A block of data:
## BEGIN
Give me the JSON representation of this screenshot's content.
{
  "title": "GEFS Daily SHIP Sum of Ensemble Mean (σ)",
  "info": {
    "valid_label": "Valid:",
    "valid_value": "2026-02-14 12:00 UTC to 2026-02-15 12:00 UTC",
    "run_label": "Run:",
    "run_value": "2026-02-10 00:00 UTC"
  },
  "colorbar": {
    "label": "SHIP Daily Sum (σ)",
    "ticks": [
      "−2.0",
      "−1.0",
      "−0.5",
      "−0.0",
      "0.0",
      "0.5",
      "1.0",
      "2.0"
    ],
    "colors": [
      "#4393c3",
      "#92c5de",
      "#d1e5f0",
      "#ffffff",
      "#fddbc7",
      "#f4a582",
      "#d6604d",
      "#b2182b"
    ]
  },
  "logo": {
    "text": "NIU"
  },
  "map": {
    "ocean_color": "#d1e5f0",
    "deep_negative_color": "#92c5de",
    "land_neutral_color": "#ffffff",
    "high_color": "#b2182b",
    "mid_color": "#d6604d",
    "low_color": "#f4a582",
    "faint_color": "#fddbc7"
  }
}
## END
Repeat each entry word for word.

Give me the JSON representation of this screenshot's content.
{
  "title": "GEFS Daily SHIP Sum of Ensemble Mean (σ)",
  "info": {
    "valid_label": "Valid:",
    "valid_value": "2026-02-14 12:00 UTC to 2026-02-15 12:00 UTC",
    "run_label": "Run:",
    "run_value": "2026-02-10 00:00 UTC"
  },
  "colorbar": {
    "label": "SHIP Daily Sum (σ)",
    "ticks": [
      "−2.0",
      "−1.0",
      "−0.5",
      "−0.0",
      "0.0",
      "0.5",
      "1.0",
      "2.0"
    ],
    "colors": [
      "#4393c3",
      "#92c5de",
      "#d1e5f0",
      "#ffffff",
      "#fddbc7",
      "#f4a582",
      "#d6604d",
      "#b2182b"
    ]
  },
  "logo": {
    "text": "NIU"
  },
  "map": {
    "ocean_color": "#d1e5f0",
    "deep_negative_color": "#92c5de",
    "land_neutral_color": "#ffffff",
    "high_color": "#b2182b",
    "mid_color": "#d6604d",
    "low_color": "#f4a582",
    "faint_color": "#fddbc7"
  }
}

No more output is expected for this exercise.